Please transcribe the data that follows without the pictures, keeping every word the same.

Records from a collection
■ ■ ■ ■

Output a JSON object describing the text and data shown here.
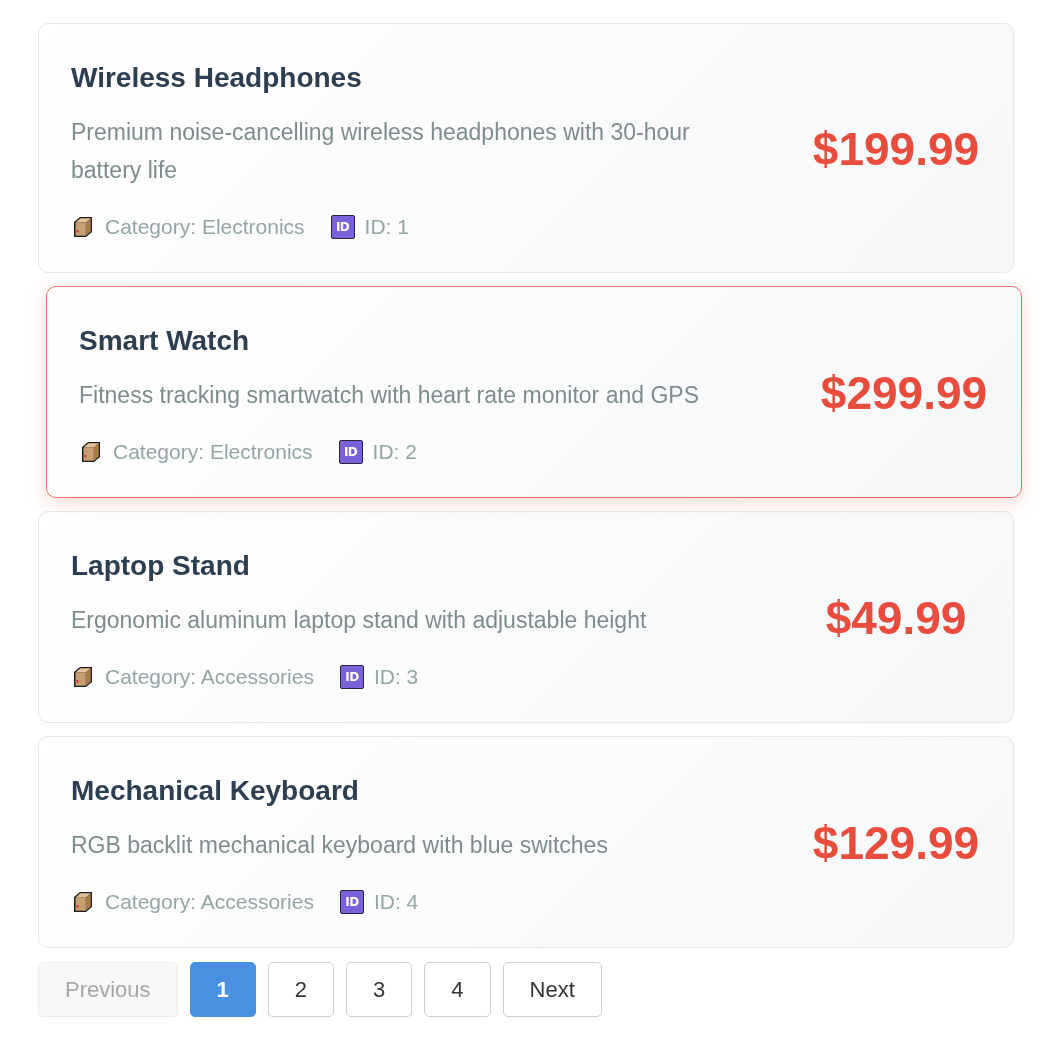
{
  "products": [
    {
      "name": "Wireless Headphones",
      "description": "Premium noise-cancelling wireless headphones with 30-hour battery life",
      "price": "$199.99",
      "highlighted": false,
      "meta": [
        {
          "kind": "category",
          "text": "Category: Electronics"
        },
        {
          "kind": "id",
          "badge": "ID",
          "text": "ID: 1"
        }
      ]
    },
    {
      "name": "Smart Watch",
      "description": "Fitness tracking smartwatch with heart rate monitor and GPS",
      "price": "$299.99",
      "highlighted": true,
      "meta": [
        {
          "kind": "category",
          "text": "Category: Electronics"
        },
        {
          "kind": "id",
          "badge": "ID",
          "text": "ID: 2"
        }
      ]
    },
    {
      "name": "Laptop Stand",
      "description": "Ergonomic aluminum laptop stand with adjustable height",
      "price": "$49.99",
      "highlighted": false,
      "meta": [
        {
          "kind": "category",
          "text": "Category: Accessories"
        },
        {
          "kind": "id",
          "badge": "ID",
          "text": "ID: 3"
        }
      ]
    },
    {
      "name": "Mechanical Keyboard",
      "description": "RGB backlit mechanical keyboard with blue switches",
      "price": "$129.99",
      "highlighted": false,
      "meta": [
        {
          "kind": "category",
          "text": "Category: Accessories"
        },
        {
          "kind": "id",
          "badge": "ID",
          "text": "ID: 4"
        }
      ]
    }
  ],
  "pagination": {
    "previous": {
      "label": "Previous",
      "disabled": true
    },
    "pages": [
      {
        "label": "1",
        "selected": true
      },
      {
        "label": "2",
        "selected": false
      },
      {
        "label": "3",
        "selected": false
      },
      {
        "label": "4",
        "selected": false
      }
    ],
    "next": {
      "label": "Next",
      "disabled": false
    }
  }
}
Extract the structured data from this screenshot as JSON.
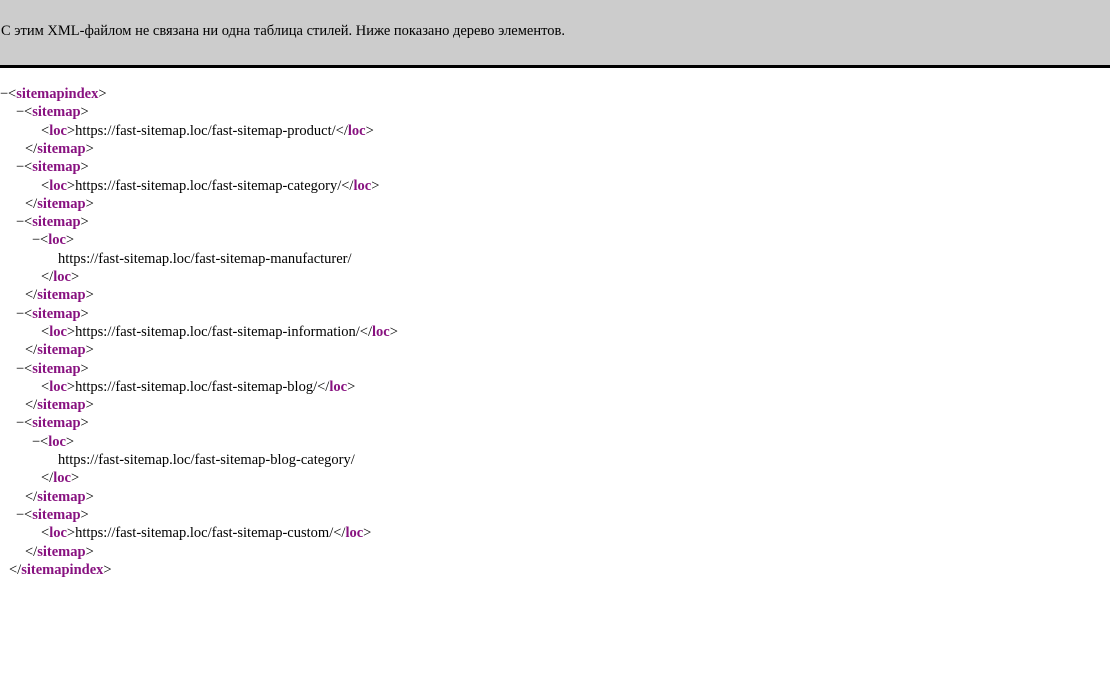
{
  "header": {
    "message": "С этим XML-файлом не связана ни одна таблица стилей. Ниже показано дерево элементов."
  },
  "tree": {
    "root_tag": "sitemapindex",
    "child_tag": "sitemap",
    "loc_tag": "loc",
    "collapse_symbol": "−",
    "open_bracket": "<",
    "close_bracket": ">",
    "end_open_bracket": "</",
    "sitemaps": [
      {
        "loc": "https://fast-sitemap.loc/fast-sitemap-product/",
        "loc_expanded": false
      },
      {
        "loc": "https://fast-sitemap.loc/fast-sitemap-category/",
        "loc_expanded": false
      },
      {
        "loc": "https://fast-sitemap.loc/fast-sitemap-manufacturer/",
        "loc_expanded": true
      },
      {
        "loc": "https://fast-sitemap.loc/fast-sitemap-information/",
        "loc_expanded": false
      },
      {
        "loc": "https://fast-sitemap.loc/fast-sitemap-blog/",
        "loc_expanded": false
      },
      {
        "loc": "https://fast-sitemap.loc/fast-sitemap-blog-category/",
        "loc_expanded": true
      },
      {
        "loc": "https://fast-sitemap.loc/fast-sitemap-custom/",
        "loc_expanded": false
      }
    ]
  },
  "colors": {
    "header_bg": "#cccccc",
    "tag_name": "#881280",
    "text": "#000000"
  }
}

■ ■ ■ ■

▶ FINAL ANSWER:
Output a JSON object describing the text and data shown here.
{
  "products": [
    {
      "name": "Wireless Headphones",
      "description": "Premium noise-cancelling wireless headphones with 30-hour battery life",
      "price": "$199.99",
      "highlighted": false,
      "meta": [
        {
          "kind": "category",
          "text": "Category: Electronics"
        },
        {
          "kind": "id",
          "badge": "ID",
          "text": "ID: 1"
        }
      ]
    },
    {
      "name": "Smart Watch",
      "description": "Fitness tracking smartwatch with heart rate monitor and GPS",
      "price": "$299.99",
      "highlighted": true,
      "meta": [
        {
          "kind": "category",
          "text": "Category: Electronics"
        },
        {
          "kind": "id",
          "badge": "ID",
          "text": "ID: 2"
        }
      ]
    },
    {
      "name": "Laptop Stand",
      "description": "Ergonomic aluminum laptop stand with adjustable height",
      "price": "$49.99",
      "highlighted": false,
      "meta": [
        {
          "kind": "category",
          "text": "Category: Accessories"
        },
        {
          "kind": "id",
          "badge": "ID",
          "text": "ID: 3"
        }
      ]
    },
    {
      "name": "Mechanical Keyboard",
      "description": "RGB backlit mechanical keyboard with blue switches",
      "price": "$129.99",
      "highlighted": false,
      "meta": [
        {
          "kind": "category",
          "text": "Category: Accessories"
        },
        {
          "kind": "id",
          "badge": "ID",
          "text": "ID: 4"
        }
      ]
    }
  ],
  "pagination": {
    "previous": {
      "label": "Previous",
      "disabled": true
    },
    "pages": [
      {
        "label": "1",
        "selected": true
      },
      {
        "label": "2",
        "selected": false
      },
      {
        "label": "3",
        "selected": false
      },
      {
        "label": "4",
        "selected": false
      }
    ],
    "next": {
      "label": "Next",
      "disabled": false
    }
  }
}
Extract the structured data from this screenshot as JSON.
{
  "header": {
    "message": "С этим XML-файлом не связана ни одна таблица стилей. Ниже показано дерево элементов."
  },
  "tree": {
    "root_tag": "sitemapindex",
    "child_tag": "sitemap",
    "loc_tag": "loc",
    "collapse_symbol": "−",
    "open_bracket": "<",
    "close_bracket": ">",
    "end_open_bracket": "</",
    "sitemaps": [
      {
        "loc": "https://fast-sitemap.loc/fast-sitemap-product/",
        "loc_expanded": false
      },
      {
        "loc": "https://fast-sitemap.loc/fast-sitemap-category/",
        "loc_expanded": false
      },
      {
        "loc": "https://fast-sitemap.loc/fast-sitemap-manufacturer/",
        "loc_expanded": true
      },
      {
        "loc": "https://fast-sitemap.loc/fast-sitemap-information/",
        "loc_expanded": false
      },
      {
        "loc": "https://fast-sitemap.loc/fast-sitemap-blog/",
        "loc_expanded": false
      },
      {
        "loc": "https://fast-sitemap.loc/fast-sitemap-blog-category/",
        "loc_expanded": true
      },
      {
        "loc": "https://fast-sitemap.loc/fast-sitemap-custom/",
        "loc_expanded": false
      }
    ]
  },
  "colors": {
    "header_bg": "#cccccc",
    "tag_name": "#881280",
    "text": "#000000"
  }
}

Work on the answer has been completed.